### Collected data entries
------------------------
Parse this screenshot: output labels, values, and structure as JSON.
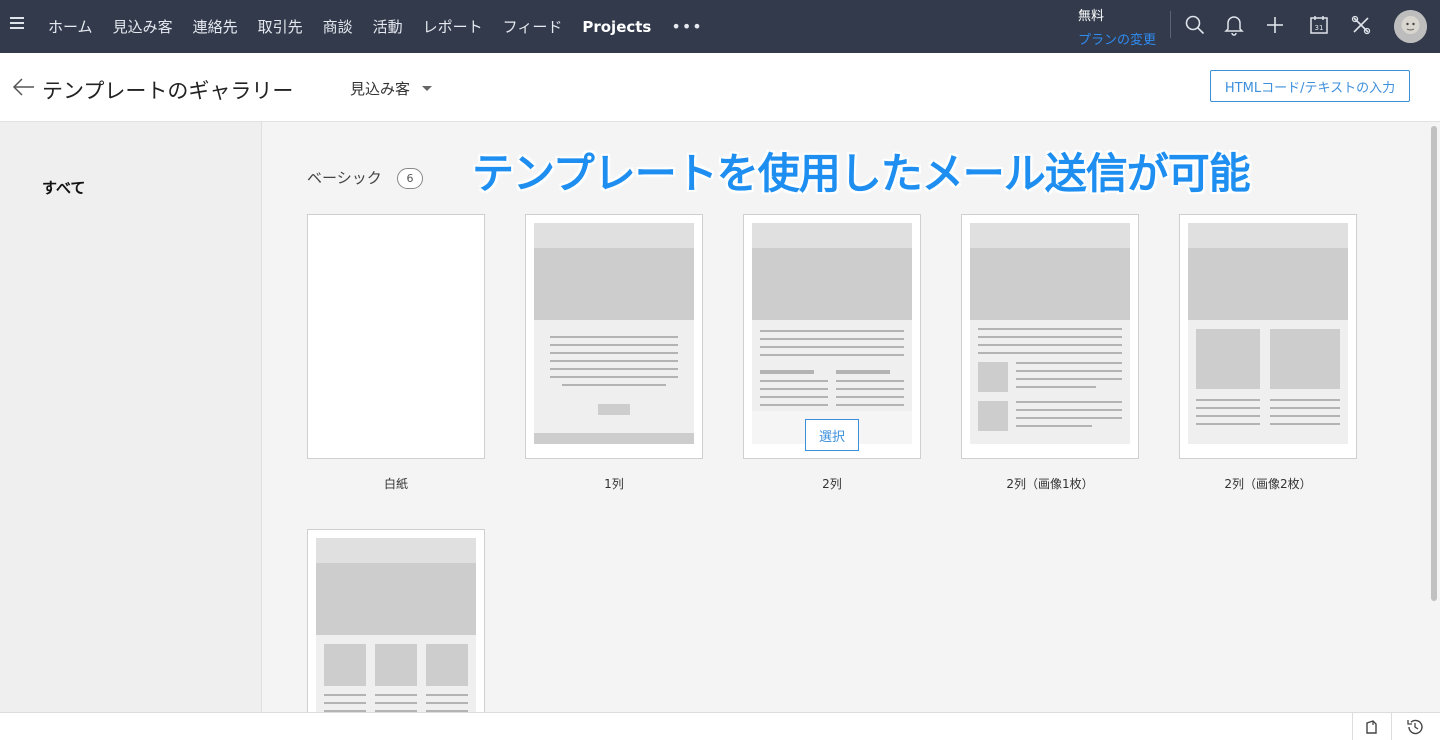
{
  "nav": {
    "items": [
      "ホーム",
      "見込み客",
      "連絡先",
      "取引先",
      "商談",
      "活動",
      "レポート",
      "フィード",
      "Projects"
    ],
    "more": "•••",
    "plan_label": "無料",
    "plan_change": "プランの変更",
    "icons": [
      "search-icon",
      "bell-icon",
      "plus-icon",
      "calendar-icon",
      "tools-icon"
    ],
    "calendar_day": "31"
  },
  "header": {
    "title": "テンプレートのギャラリー",
    "module": "見込み客",
    "html_button": "HTMLコード/テキストの入力"
  },
  "sidebar": {
    "all": "すべて"
  },
  "gallery": {
    "section": "ベーシック",
    "count": "6",
    "banner": "テンプレートを使用したメール送信が可能",
    "select_label": "選択",
    "templates": [
      {
        "label": "白紙"
      },
      {
        "label": "1列"
      },
      {
        "label": "2列"
      },
      {
        "label": "2列（画像1枚）"
      },
      {
        "label": "2列（画像2枚）"
      }
    ]
  },
  "colors": {
    "nav_bg": "#323a4c",
    "accent": "#1e8ff0",
    "button_border": "#3d8fdc"
  }
}
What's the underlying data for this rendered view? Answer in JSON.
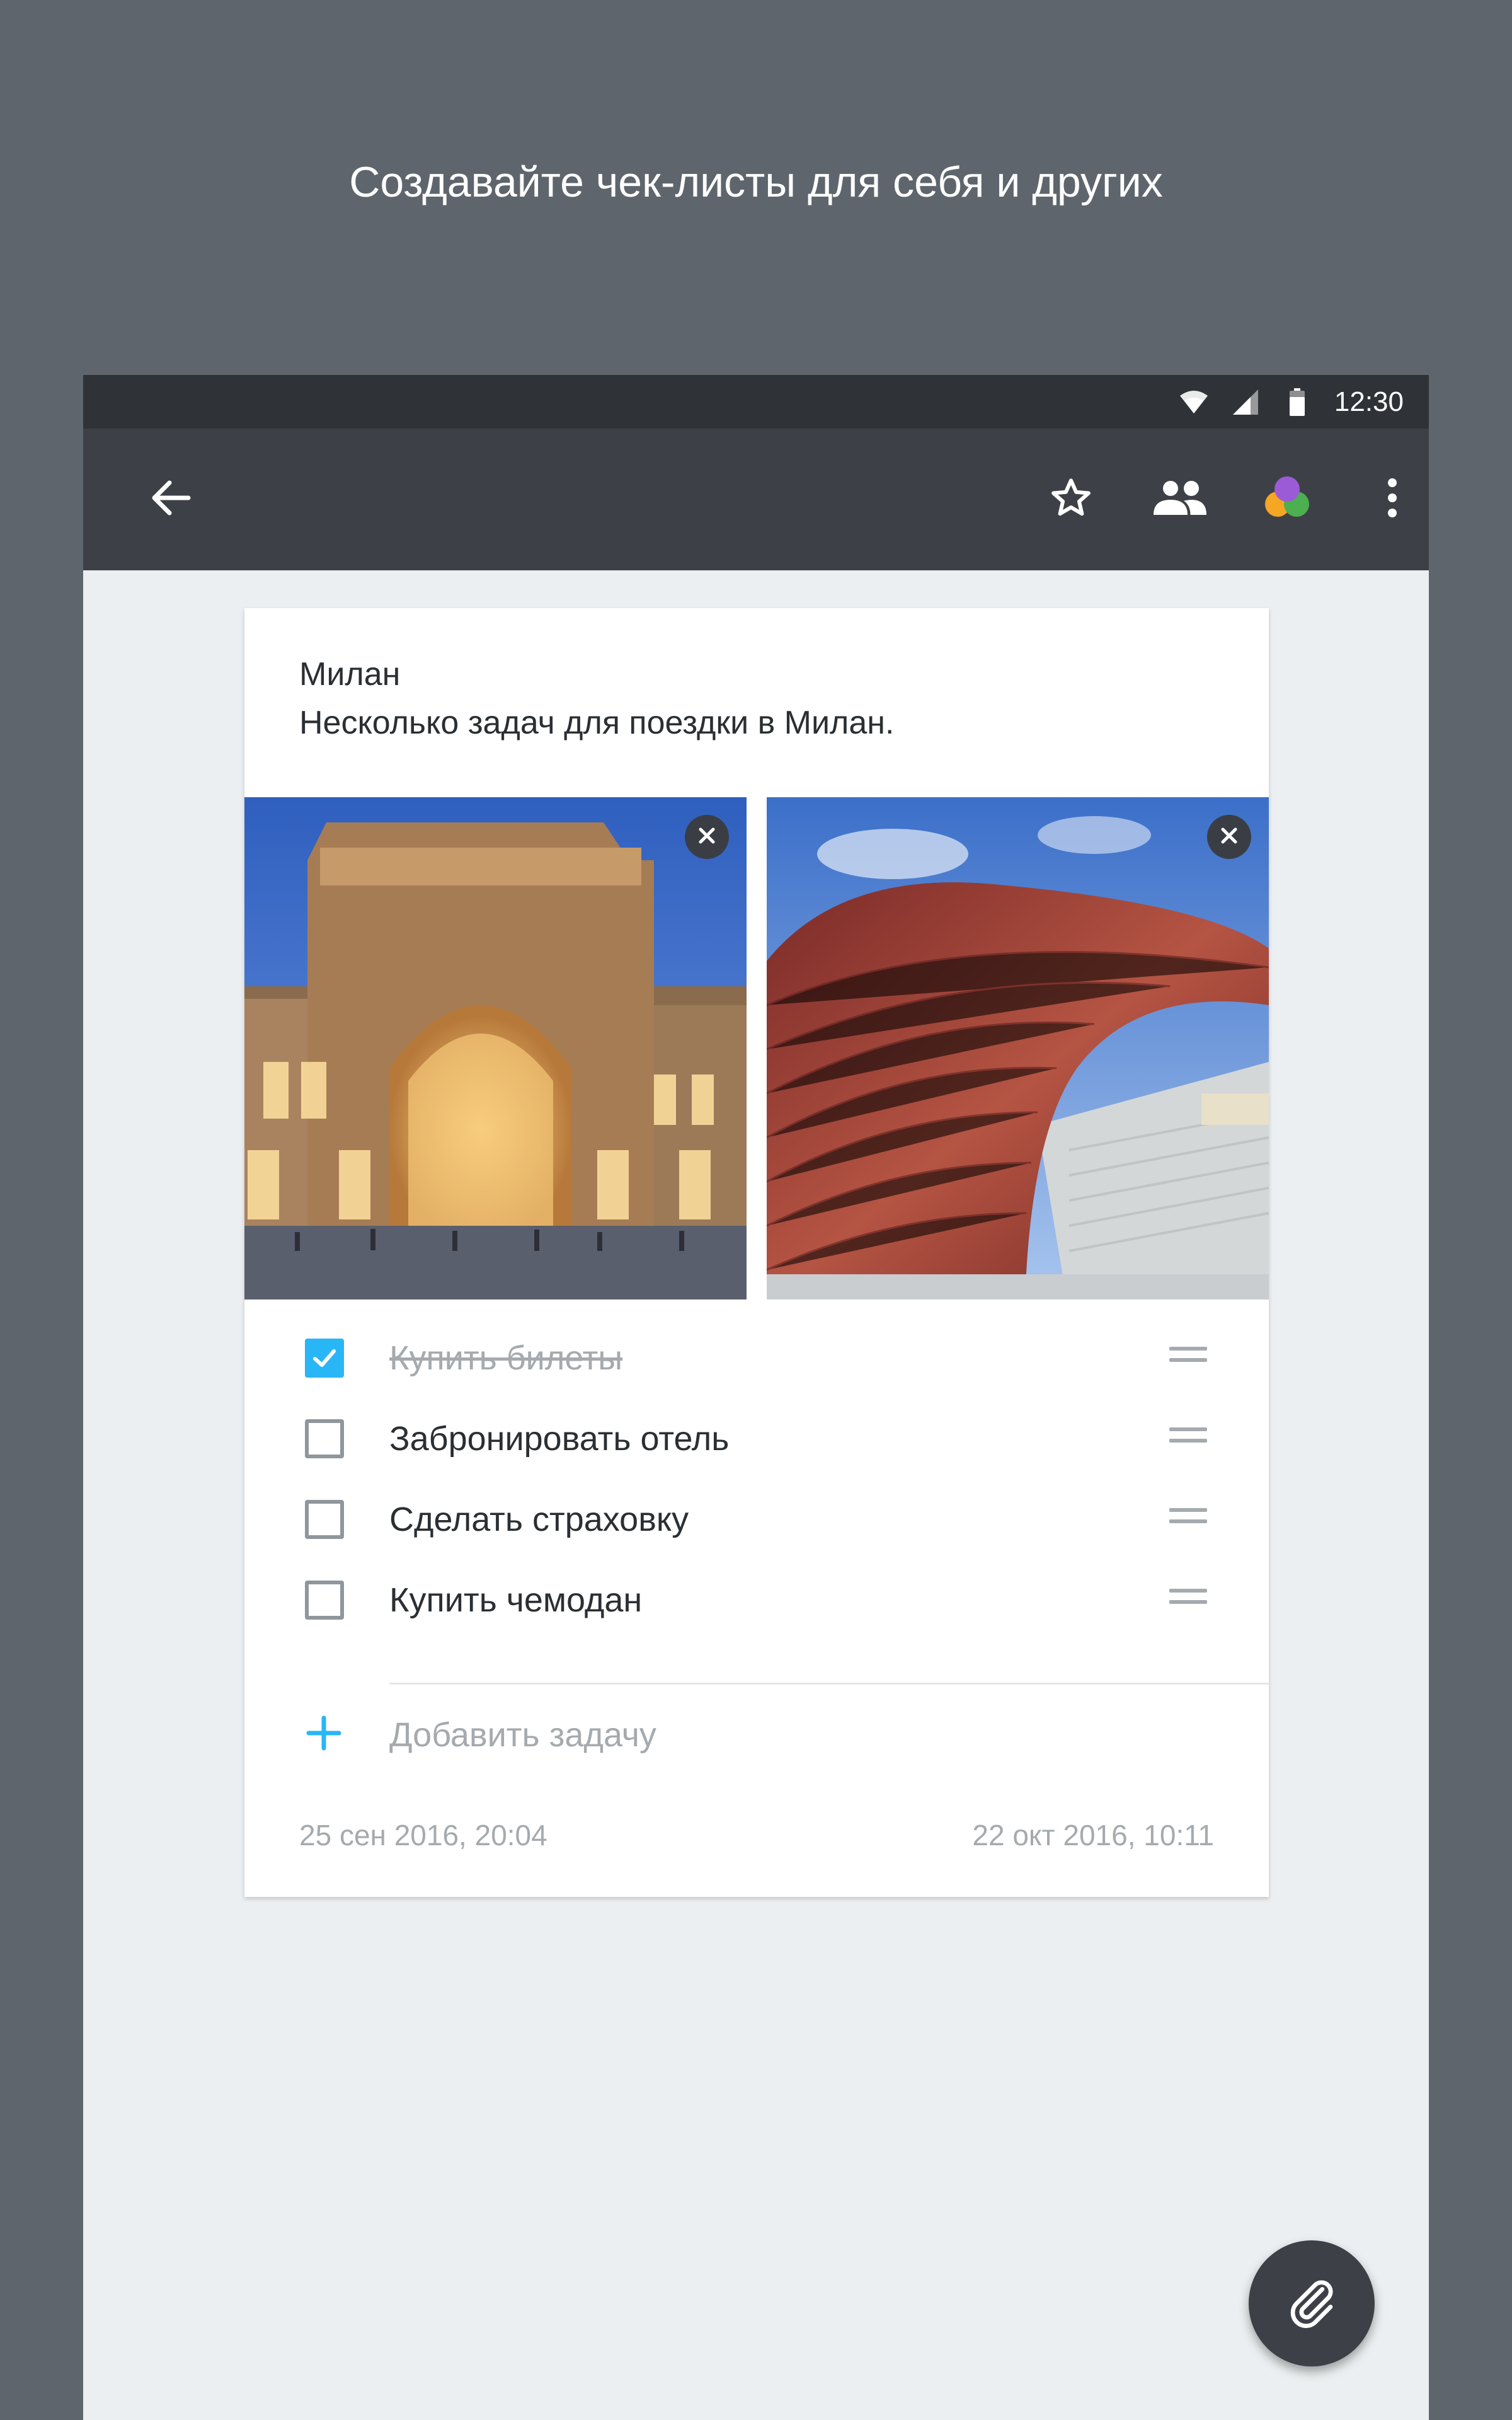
{
  "promo": {
    "title": "Создавайте чек-листы для себя и других"
  },
  "status_bar": {
    "time": "12:30",
    "icons": [
      "wifi-icon",
      "cellular-icon",
      "battery-icon"
    ]
  },
  "app_bar": {
    "back_icon": "arrow-back-icon",
    "actions": [
      "star-outline-icon",
      "people-icon",
      "color-palette-icon",
      "more-vert-icon"
    ]
  },
  "note": {
    "title": "Милан",
    "description": "Несколько задач для поездки в Милан.",
    "photos": [
      {
        "subject": "Galleria Vittorio Emanuele II, Milan"
      },
      {
        "subject": "Vanke Pavilion, Expo Milano"
      }
    ],
    "tasks": [
      {
        "label": "Купить билеты",
        "checked": true
      },
      {
        "label": "Забронировать отель",
        "checked": false
      },
      {
        "label": "Сделать страховку",
        "checked": false
      },
      {
        "label": "Купить чемодан",
        "checked": false
      }
    ],
    "add_task_label": "Добавить задачу",
    "created": "25 сен 2016, 20:04",
    "modified": "22 окт 2016, 10:11"
  },
  "fab": {
    "icon": "attachment-icon"
  },
  "colors": {
    "accent": "#29b6f6",
    "app_bar": "#3d4147",
    "status_bar": "#2f3237",
    "background": "#5f656c"
  }
}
------------------------
Look for lines containing the string "Милан" and copy them all.

### Written response
    "title": "Милан",
    "description": "Несколько задач для поездки в Милан.",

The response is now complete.